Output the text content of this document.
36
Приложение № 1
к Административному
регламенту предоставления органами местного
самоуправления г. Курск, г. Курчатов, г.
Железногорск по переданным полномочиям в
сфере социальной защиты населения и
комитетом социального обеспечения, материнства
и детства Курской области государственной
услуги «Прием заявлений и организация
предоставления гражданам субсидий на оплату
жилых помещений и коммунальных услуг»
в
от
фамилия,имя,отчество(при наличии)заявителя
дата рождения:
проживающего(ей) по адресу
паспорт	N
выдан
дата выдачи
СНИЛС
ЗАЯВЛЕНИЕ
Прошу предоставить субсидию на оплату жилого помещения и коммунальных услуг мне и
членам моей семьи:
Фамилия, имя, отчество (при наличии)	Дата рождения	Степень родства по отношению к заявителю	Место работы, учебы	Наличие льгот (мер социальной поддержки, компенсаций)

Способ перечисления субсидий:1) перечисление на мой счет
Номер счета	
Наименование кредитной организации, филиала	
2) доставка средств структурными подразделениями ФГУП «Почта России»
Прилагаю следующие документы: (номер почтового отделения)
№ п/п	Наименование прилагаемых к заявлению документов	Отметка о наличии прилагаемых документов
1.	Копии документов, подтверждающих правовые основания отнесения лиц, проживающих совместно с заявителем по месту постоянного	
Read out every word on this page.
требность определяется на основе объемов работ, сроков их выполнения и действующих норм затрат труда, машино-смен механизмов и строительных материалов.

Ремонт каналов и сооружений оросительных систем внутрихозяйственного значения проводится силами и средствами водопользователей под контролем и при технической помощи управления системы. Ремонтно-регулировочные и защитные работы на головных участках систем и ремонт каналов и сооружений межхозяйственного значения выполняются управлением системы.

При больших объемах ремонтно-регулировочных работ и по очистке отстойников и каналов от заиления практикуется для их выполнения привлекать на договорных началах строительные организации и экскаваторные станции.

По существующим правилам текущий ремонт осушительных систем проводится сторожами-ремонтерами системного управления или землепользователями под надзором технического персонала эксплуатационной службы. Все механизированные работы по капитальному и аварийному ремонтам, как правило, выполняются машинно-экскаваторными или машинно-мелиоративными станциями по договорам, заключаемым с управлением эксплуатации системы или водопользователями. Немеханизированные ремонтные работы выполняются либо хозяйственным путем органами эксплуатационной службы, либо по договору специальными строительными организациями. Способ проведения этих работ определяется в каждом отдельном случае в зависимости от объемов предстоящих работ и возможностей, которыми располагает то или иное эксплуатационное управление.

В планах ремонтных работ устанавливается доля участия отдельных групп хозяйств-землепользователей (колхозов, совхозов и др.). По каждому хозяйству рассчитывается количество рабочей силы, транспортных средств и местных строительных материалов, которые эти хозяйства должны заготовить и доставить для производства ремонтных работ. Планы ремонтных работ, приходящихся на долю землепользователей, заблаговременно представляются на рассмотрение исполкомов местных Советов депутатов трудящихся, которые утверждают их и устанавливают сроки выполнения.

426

### Task brief:
Gather each line from the listing above that holds "рождения".

### Result of this task:
дата рождения:
Фамилия, имя, отчество (при наличии)	Дата рождения	Степень родства по отношению к заявителю	Место работы, учебы	Наличие льгот (мер социальной поддержки, компенсаций)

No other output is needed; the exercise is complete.